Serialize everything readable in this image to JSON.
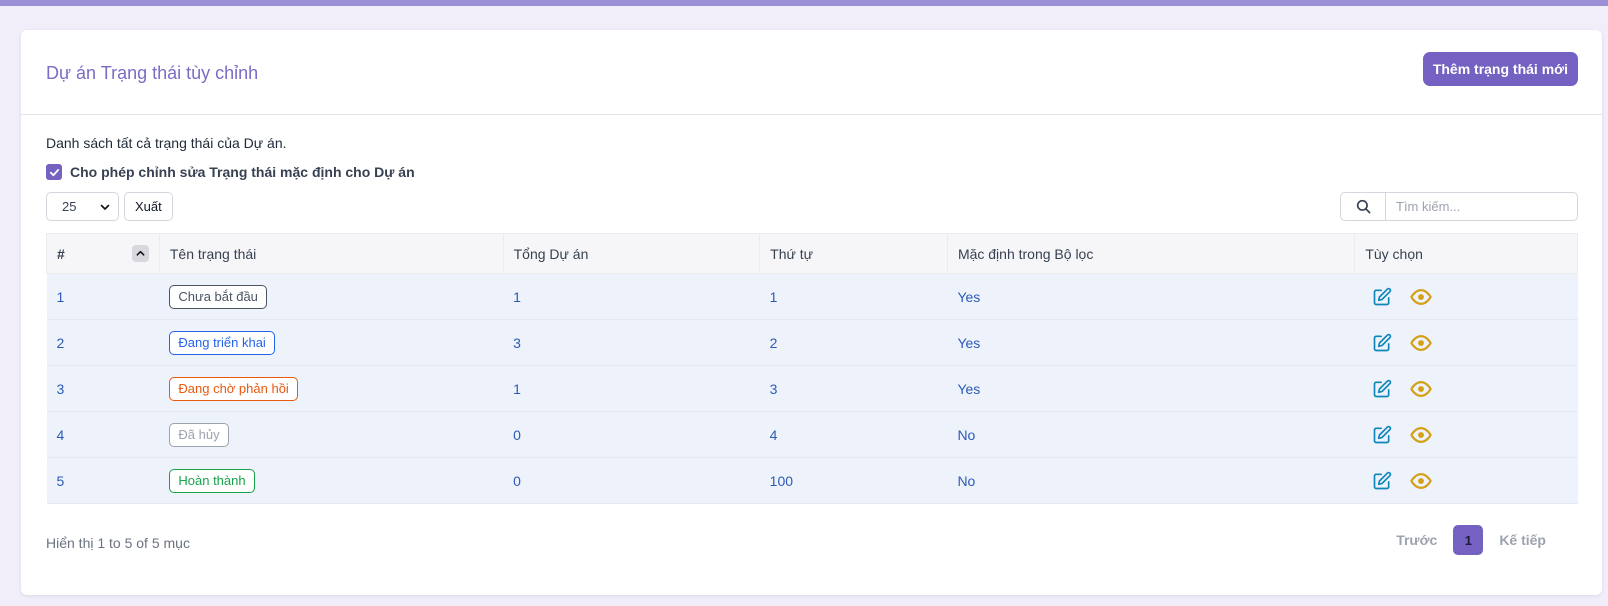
{
  "header": {
    "title": "Dự án Trạng thái tùy chỉnh",
    "add_button": "Thêm trạng thái mới"
  },
  "description": "Danh sách tất cả trạng thái của Dự án.",
  "allow_edit": {
    "label": "Cho phép chỉnh sửa Trạng thái mặc định cho Dự án",
    "checked": true
  },
  "controls": {
    "page_size": "25",
    "export_label": "Xuất",
    "search_placeholder": "Tìm kiếm..."
  },
  "table": {
    "columns": [
      "#",
      "Tên trạng thái",
      "Tổng Dự án",
      "Thứ tự",
      "Mặc định trong Bộ lọc",
      "Tùy chọn"
    ],
    "rows": [
      {
        "id": "1",
        "name": "Chưa bắt đầu",
        "total": "1",
        "order": "1",
        "default": "Yes",
        "color": "#4b5563"
      },
      {
        "id": "2",
        "name": "Đang triển khai",
        "total": "3",
        "order": "2",
        "default": "Yes",
        "color": "#2563eb"
      },
      {
        "id": "3",
        "name": "Đang chờ phản hồi",
        "total": "1",
        "order": "3",
        "default": "Yes",
        "color": "#ea580c"
      },
      {
        "id": "4",
        "name": "Đã hủy",
        "total": "0",
        "order": "4",
        "default": "No",
        "color": "#9ca3af"
      },
      {
        "id": "5",
        "name": "Hoàn thành",
        "total": "0",
        "order": "100",
        "default": "No",
        "color": "#16a34a"
      }
    ]
  },
  "footer": {
    "info": "Hiển thị 1 to 5 of 5 mục",
    "prev": "Trước",
    "page": "1",
    "next": "Kế tiếp"
  },
  "colors": {
    "accent": "#7461c2",
    "edit_icon": "#0e86b8",
    "view_icon": "#d4a017"
  },
  "icons": {
    "edit": "pencil-square-icon",
    "view": "eye-icon",
    "search": "search-icon",
    "sort": "chevron-up-icon",
    "dropdown": "chevron-down-icon",
    "checkbox": "checkmark-icon"
  }
}
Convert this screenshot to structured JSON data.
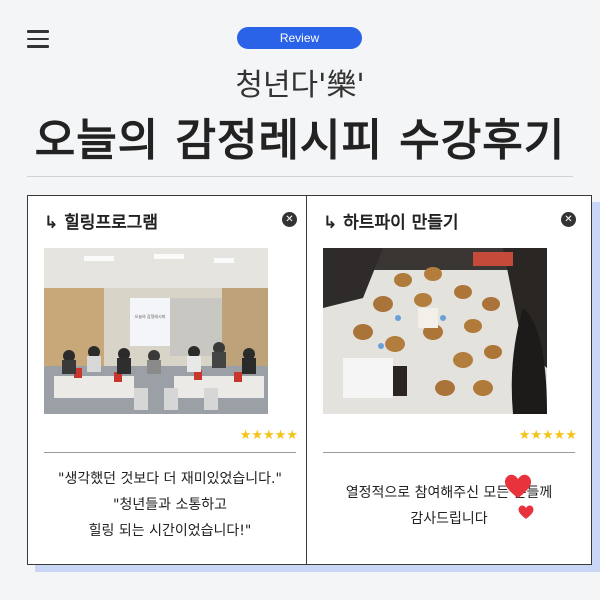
{
  "header": {
    "badge": "Review",
    "subtitle": "청년다'樂'",
    "title": "오늘의 감정레시피 수강후기"
  },
  "cards": [
    {
      "title": "↳ 힐링프로그램",
      "stars": "★★★★★",
      "rating": 5,
      "review_lines": [
        "\"생각했던 것보다 더 재미있었습니다.\"",
        "\"청년들과 소통하고",
        "힐링 되는 시간이었습니다!\""
      ],
      "photo_screen_text": "오늘의 감정레시피"
    },
    {
      "title": "↳ 하트파이 만들기",
      "stars": "★★★★★",
      "rating": 5,
      "review_lines": [
        "열정적으로 참여해주신 모든 분들께",
        "감사드립니다"
      ]
    }
  ],
  "colors": {
    "accent": "#2b63e8",
    "background": "#f4f5f7",
    "card_shadow": "#c9d6f6",
    "stars": "#f3c316",
    "heart": "#e8323c"
  }
}
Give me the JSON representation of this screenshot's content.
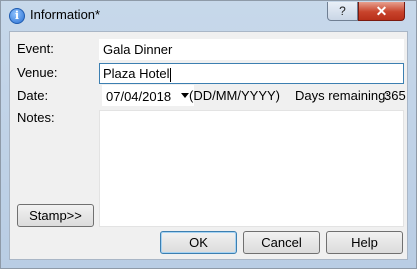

_Exercise details_
Find the word "order" in the material, then list each line that holds it.

_Exercise result_
        "order": "1",
        "order": "2",
        "order": "3",
        "order": "4",
        "order": "100",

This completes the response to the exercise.